▶ **Task goal**: In the material below, find how many lines contain the string "wiper". Write only that number.

▶ **Material for this exercise**:

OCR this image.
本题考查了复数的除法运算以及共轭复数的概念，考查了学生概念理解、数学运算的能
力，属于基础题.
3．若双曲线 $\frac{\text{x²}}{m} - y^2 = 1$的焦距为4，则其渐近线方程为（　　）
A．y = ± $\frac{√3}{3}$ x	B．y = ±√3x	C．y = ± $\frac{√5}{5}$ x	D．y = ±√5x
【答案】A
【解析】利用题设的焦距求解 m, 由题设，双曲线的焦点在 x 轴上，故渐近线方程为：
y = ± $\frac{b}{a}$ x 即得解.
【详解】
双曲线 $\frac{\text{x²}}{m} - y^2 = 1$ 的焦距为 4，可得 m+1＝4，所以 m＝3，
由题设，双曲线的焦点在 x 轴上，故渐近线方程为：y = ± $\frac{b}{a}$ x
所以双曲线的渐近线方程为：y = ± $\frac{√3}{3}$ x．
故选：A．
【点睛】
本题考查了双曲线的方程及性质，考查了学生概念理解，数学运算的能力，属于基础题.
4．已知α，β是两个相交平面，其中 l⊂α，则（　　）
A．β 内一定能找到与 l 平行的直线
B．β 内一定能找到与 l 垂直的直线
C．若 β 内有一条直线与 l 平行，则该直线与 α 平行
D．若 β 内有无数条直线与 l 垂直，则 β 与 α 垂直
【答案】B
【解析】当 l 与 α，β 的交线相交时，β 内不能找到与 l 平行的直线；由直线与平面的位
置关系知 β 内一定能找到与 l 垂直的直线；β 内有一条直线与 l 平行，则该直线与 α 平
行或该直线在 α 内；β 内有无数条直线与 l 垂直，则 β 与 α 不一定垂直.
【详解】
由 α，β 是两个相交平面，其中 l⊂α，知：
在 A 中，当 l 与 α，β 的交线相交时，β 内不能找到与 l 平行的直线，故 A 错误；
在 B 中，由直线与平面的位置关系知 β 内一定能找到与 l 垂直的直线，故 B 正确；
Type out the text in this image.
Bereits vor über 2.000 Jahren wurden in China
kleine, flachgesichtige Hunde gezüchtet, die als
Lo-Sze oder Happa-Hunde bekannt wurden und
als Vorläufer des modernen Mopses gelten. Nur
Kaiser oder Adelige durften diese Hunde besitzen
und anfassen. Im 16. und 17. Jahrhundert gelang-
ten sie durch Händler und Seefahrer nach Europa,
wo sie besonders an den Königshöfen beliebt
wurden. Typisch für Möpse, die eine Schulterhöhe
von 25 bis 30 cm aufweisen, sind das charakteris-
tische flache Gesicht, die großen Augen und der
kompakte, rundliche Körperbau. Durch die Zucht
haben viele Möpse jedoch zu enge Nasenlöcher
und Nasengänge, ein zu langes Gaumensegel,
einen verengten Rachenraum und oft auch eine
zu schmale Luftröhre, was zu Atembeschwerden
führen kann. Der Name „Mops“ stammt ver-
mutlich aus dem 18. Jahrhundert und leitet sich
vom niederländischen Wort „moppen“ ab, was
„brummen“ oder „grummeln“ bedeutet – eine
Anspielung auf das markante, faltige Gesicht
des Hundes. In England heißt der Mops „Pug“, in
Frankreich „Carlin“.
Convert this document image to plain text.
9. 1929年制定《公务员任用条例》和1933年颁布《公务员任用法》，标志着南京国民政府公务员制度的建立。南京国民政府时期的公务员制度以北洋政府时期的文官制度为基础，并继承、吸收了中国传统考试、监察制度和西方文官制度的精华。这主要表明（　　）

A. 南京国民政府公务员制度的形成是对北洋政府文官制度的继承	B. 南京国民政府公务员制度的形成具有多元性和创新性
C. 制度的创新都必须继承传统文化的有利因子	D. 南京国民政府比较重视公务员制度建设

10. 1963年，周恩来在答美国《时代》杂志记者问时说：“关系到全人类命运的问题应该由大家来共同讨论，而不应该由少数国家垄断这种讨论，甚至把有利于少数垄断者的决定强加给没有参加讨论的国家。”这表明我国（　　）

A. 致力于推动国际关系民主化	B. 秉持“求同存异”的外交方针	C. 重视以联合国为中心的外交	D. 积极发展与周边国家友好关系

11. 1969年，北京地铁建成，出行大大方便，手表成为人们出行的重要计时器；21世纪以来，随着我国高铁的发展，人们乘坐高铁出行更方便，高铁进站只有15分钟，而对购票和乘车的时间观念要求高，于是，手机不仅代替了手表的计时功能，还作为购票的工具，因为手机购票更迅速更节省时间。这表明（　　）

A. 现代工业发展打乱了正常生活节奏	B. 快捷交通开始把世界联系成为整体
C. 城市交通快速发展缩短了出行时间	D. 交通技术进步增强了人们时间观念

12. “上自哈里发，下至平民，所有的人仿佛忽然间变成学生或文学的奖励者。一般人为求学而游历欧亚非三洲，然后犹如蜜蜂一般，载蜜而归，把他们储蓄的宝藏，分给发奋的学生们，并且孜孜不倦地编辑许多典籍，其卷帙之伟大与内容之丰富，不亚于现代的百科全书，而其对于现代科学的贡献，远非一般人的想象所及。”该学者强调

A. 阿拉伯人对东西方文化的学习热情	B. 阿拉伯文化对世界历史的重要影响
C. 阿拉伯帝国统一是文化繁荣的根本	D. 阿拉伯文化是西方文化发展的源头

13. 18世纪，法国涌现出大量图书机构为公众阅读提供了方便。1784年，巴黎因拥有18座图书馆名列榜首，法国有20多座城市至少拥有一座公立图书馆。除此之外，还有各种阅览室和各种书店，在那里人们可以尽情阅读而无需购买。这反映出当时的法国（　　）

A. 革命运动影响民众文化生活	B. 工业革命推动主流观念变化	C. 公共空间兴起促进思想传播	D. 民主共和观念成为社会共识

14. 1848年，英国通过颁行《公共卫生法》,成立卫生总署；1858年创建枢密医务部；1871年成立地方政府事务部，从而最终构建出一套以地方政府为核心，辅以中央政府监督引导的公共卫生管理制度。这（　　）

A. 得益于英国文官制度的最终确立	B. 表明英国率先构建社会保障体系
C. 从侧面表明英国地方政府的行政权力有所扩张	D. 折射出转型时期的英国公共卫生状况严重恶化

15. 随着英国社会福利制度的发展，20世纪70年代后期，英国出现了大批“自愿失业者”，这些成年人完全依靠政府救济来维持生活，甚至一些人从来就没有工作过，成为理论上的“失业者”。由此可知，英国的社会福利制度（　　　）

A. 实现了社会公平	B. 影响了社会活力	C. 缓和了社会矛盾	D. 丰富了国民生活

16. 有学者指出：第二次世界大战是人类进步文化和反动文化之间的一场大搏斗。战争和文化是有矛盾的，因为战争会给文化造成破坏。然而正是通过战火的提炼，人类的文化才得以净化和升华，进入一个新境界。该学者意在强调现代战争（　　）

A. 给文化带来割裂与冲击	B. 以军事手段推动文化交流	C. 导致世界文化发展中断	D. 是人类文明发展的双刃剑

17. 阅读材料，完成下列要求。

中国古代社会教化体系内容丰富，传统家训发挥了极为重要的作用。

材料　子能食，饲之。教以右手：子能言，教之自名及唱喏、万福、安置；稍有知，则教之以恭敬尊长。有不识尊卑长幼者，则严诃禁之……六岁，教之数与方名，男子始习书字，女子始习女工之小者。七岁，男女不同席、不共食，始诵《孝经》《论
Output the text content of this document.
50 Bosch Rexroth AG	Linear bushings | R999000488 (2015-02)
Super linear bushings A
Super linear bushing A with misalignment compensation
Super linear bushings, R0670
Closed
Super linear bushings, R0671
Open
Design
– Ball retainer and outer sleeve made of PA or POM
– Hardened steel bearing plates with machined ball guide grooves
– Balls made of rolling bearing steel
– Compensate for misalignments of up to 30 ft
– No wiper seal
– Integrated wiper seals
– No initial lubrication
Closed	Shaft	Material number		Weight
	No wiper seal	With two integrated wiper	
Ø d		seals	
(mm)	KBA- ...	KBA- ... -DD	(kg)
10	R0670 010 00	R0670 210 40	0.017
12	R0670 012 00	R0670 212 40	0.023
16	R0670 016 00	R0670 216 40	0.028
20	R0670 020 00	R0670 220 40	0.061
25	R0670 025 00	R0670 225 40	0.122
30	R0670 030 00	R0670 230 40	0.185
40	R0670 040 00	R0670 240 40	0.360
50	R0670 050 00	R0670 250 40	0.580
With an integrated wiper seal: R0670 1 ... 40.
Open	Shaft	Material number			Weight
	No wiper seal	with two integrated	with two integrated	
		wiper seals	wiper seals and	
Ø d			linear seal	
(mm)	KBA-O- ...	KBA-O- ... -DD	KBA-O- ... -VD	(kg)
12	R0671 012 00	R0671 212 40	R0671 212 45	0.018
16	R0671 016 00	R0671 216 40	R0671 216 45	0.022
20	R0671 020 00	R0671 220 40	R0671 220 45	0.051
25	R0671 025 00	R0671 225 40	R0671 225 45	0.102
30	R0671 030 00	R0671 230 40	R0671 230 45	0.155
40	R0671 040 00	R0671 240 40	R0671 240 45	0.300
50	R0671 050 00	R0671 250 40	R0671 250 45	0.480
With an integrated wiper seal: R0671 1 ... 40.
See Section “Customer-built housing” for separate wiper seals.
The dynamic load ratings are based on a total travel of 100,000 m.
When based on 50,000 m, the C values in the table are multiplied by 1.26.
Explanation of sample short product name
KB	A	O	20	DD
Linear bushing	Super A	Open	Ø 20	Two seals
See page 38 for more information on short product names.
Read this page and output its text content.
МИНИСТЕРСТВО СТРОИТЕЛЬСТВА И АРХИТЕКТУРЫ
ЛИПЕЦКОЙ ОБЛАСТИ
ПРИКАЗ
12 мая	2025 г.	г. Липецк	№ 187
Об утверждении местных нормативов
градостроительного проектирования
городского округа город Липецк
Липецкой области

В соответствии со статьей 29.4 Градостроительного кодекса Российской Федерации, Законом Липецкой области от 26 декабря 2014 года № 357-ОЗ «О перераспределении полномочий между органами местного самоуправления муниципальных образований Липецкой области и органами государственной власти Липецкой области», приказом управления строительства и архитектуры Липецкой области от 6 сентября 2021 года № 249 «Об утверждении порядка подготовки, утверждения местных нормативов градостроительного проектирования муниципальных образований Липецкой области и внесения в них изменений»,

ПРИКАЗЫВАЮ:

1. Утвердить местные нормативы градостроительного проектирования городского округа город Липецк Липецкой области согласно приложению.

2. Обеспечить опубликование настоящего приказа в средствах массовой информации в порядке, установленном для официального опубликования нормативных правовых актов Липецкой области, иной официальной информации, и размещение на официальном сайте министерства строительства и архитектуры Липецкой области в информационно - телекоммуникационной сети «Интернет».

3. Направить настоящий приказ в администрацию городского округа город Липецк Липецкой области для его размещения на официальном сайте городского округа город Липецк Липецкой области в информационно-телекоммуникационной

▶ **Answer for this exercise**: 8